# [WORK REQUIRED]
Output every line of the records below verbatim, keeping their order, numbering, and characters unchanged.

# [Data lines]
□ □ □ □

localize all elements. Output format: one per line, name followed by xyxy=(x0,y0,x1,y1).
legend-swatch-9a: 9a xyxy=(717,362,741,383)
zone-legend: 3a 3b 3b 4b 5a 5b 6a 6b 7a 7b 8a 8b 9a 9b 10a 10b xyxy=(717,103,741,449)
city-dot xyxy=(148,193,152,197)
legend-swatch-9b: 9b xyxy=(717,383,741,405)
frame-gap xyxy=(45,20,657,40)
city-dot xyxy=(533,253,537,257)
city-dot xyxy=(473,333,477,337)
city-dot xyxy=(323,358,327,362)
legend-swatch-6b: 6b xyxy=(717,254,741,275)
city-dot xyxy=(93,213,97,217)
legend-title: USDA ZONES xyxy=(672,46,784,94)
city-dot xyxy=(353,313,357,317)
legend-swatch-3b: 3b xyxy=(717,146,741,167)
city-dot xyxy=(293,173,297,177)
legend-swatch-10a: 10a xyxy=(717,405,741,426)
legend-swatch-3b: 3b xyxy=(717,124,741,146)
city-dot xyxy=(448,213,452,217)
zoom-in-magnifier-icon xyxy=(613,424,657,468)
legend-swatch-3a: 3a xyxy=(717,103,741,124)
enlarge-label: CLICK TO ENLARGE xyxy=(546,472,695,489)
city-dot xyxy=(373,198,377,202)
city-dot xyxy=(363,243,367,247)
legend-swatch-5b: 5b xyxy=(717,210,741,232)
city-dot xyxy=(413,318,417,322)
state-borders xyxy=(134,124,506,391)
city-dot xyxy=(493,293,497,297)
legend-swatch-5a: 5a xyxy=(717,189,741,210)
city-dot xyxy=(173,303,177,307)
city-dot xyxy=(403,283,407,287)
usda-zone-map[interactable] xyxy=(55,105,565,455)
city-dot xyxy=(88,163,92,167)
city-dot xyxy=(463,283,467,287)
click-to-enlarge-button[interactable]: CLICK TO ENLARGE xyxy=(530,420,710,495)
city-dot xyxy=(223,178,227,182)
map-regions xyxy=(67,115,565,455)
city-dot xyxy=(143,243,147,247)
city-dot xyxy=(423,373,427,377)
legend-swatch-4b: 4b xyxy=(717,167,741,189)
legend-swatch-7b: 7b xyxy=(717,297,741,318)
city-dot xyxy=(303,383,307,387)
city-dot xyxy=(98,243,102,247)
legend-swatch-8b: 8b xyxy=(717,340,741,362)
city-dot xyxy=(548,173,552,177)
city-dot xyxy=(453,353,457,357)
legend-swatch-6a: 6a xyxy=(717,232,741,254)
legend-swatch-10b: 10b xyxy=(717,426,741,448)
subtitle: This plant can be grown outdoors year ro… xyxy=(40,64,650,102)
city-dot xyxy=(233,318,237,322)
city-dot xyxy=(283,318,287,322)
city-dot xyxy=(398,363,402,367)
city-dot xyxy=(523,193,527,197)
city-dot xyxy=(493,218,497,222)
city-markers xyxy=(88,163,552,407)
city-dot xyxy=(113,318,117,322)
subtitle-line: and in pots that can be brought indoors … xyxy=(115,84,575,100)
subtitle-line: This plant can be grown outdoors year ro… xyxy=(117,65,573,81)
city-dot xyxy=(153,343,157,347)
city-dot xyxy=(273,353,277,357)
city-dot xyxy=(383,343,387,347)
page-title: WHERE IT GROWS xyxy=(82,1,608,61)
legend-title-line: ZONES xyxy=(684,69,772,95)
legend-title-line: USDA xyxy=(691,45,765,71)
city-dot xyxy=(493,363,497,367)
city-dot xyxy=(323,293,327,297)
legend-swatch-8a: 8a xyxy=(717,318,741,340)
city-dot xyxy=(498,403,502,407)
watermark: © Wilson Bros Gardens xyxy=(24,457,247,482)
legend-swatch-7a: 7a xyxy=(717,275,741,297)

□ □ □ □

# [ANSWER TO THE TASK]
localize all elements. Output format: one per line, name followed by xyxy=(x0,y0,x1,y1).
legend-swatch-9a: 9a xyxy=(717,362,741,383)
zone-legend: 3a 3b 3b 4b 5a 5b 6a 6b 7a 7b 8a 8b 9a 9b 10a 10b xyxy=(717,103,741,449)
city-dot xyxy=(148,193,152,197)
legend-swatch-9b: 9b xyxy=(717,383,741,405)
frame-gap xyxy=(45,20,657,40)
city-dot xyxy=(533,253,537,257)
city-dot xyxy=(473,333,477,337)
city-dot xyxy=(323,358,327,362)
legend-swatch-6b: 6b xyxy=(717,254,741,275)
city-dot xyxy=(93,213,97,217)
legend-title: USDA ZONES xyxy=(672,46,784,94)
city-dot xyxy=(353,313,357,317)
legend-swatch-3b: 3b xyxy=(717,146,741,167)
city-dot xyxy=(293,173,297,177)
legend-swatch-10a: 10a xyxy=(717,405,741,426)
legend-swatch-3b: 3b xyxy=(717,124,741,146)
city-dot xyxy=(448,213,452,217)
zoom-in-magnifier-icon xyxy=(613,424,657,468)
legend-swatch-3a: 3a xyxy=(717,103,741,124)
enlarge-label: CLICK TO ENLARGE xyxy=(546,472,695,489)
city-dot xyxy=(373,198,377,202)
city-dot xyxy=(363,243,367,247)
legend-swatch-5b: 5b xyxy=(717,210,741,232)
city-dot xyxy=(413,318,417,322)
state-borders xyxy=(134,124,506,391)
city-dot xyxy=(493,293,497,297)
legend-swatch-5a: 5a xyxy=(717,189,741,210)
city-dot xyxy=(173,303,177,307)
city-dot xyxy=(403,283,407,287)
usda-zone-map[interactable] xyxy=(55,105,565,455)
city-dot xyxy=(88,163,92,167)
city-dot xyxy=(463,283,467,287)
click-to-enlarge-button[interactable]: CLICK TO ENLARGE xyxy=(530,420,710,495)
city-dot xyxy=(223,178,227,182)
map-regions xyxy=(67,115,565,455)
city-dot xyxy=(143,243,147,247)
city-dot xyxy=(423,373,427,377)
legend-swatch-4b: 4b xyxy=(717,167,741,189)
legend-swatch-7b: 7b xyxy=(717,297,741,318)
city-dot xyxy=(303,383,307,387)
city-dot xyxy=(98,243,102,247)
legend-swatch-8b: 8b xyxy=(717,340,741,362)
city-dot xyxy=(548,173,552,177)
city-dot xyxy=(453,353,457,357)
legend-swatch-6a: 6a xyxy=(717,232,741,254)
legend-swatch-10b: 10b xyxy=(717,426,741,448)
subtitle: This plant can be grown outdoors year ro… xyxy=(40,64,650,102)
city-dot xyxy=(233,318,237,322)
city-dot xyxy=(283,318,287,322)
city-dot xyxy=(398,363,402,367)
city-dot xyxy=(523,193,527,197)
city-dot xyxy=(493,218,497,222)
city-markers xyxy=(88,163,552,407)
city-dot xyxy=(113,318,117,322)
subtitle-line: and in pots that can be brought indoors … xyxy=(115,84,575,100)
subtitle-line: This plant can be grown outdoors year ro… xyxy=(117,65,573,81)
city-dot xyxy=(153,343,157,347)
city-dot xyxy=(273,353,277,357)
city-dot xyxy=(383,343,387,347)
page-title: WHERE IT GROWS xyxy=(82,1,608,61)
legend-title-line: ZONES xyxy=(684,69,772,95)
legend-title-line: USDA xyxy=(691,45,765,71)
city-dot xyxy=(493,363,497,367)
city-dot xyxy=(323,293,327,297)
legend-swatch-8a: 8a xyxy=(717,318,741,340)
city-dot xyxy=(498,403,502,407)
watermark: © Wilson Bros Gardens xyxy=(24,457,247,482)
legend-swatch-7a: 7a xyxy=(717,275,741,297)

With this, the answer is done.